_DO THIS_: Where a line holds "warunkach", copy it.

--- BEGIN DATA PROVIDED ---

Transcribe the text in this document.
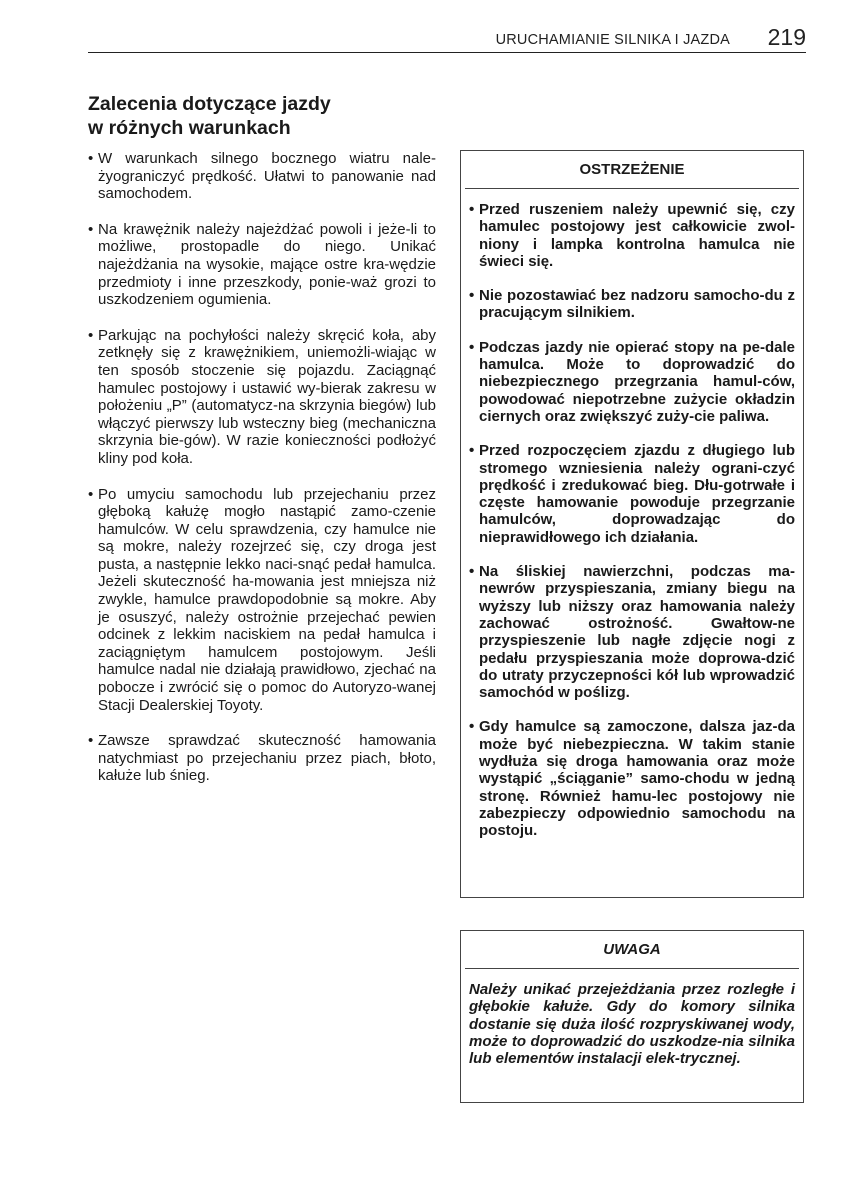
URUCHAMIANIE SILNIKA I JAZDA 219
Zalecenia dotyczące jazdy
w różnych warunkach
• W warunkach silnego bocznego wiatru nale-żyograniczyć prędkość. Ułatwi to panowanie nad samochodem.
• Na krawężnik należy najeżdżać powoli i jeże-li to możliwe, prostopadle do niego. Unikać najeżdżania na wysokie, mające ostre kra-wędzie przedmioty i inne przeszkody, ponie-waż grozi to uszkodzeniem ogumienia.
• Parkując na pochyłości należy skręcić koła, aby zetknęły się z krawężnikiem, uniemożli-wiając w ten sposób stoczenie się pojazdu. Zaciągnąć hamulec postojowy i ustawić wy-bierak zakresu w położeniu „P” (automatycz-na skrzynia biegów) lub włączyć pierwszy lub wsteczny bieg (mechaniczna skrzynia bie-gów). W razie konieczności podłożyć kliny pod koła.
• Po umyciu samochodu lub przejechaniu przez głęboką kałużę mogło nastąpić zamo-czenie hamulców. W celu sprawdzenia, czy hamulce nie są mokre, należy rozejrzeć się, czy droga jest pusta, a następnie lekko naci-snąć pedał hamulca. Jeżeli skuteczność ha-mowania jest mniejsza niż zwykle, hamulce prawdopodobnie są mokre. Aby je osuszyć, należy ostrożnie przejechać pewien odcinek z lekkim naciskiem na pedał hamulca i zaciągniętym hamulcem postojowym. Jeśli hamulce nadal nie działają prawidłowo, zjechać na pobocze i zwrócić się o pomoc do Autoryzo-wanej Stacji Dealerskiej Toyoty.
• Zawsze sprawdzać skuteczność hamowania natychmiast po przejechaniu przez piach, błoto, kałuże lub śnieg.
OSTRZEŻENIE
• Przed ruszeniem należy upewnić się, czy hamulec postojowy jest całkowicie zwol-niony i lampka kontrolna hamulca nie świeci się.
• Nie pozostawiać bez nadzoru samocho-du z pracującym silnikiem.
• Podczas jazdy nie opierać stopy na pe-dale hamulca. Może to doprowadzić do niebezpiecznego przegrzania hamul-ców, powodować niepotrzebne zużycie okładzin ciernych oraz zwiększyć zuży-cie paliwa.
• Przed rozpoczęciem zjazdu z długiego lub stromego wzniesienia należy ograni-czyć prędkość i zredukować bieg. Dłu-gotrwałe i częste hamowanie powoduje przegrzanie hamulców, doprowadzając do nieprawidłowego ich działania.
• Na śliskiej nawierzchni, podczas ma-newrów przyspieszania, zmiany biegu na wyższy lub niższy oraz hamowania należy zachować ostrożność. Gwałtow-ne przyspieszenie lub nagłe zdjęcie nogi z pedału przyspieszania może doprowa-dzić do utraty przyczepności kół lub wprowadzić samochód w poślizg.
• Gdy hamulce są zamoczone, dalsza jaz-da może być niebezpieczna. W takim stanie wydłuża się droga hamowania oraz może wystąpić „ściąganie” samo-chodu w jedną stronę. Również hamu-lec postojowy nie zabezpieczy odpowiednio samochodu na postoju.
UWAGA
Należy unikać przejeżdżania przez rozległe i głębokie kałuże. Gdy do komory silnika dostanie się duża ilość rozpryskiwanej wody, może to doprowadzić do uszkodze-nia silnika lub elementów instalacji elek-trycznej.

--- END DATA PROVIDED ---
--- BEGIN DATA PROVIDED ---

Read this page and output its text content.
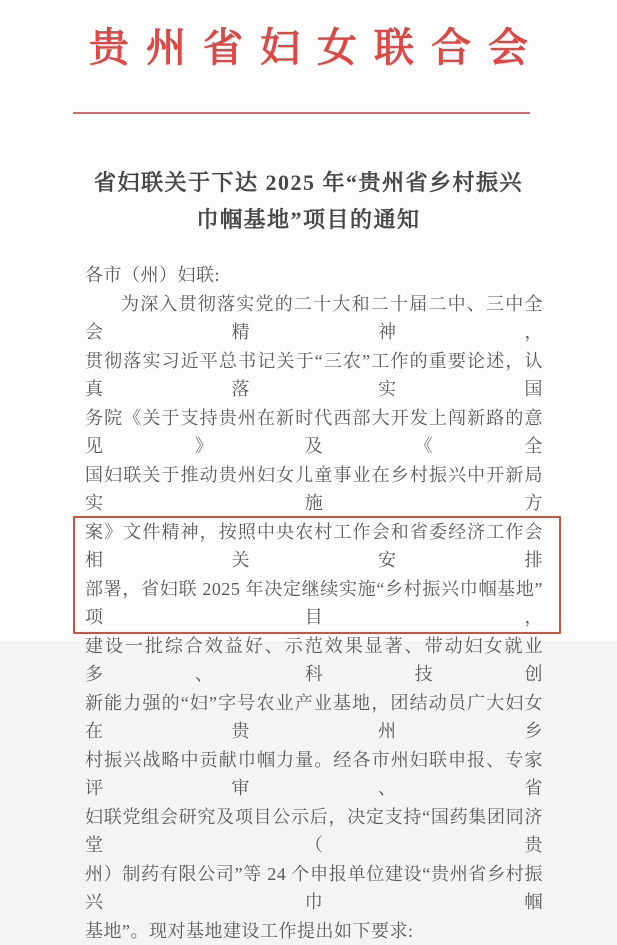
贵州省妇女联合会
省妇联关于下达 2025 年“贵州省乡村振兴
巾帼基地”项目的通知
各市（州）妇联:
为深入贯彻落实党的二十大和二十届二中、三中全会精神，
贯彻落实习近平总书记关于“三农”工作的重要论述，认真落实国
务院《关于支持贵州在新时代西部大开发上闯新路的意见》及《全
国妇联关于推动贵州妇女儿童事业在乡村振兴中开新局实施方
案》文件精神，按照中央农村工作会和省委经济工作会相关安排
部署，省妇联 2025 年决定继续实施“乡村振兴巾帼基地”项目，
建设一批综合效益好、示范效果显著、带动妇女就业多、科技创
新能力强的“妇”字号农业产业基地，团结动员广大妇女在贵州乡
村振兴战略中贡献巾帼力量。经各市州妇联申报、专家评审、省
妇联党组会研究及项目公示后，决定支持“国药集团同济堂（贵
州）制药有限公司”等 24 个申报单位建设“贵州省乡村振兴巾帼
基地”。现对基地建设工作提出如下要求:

--- END DATA PROVIDED ---

_EXPECTED ANSWER_:
w różnych warunkach
• W warunkach silnego bocznego wiatru nale-żyograniczyć prędkość. Ułatwi to panowanie nad samochodem.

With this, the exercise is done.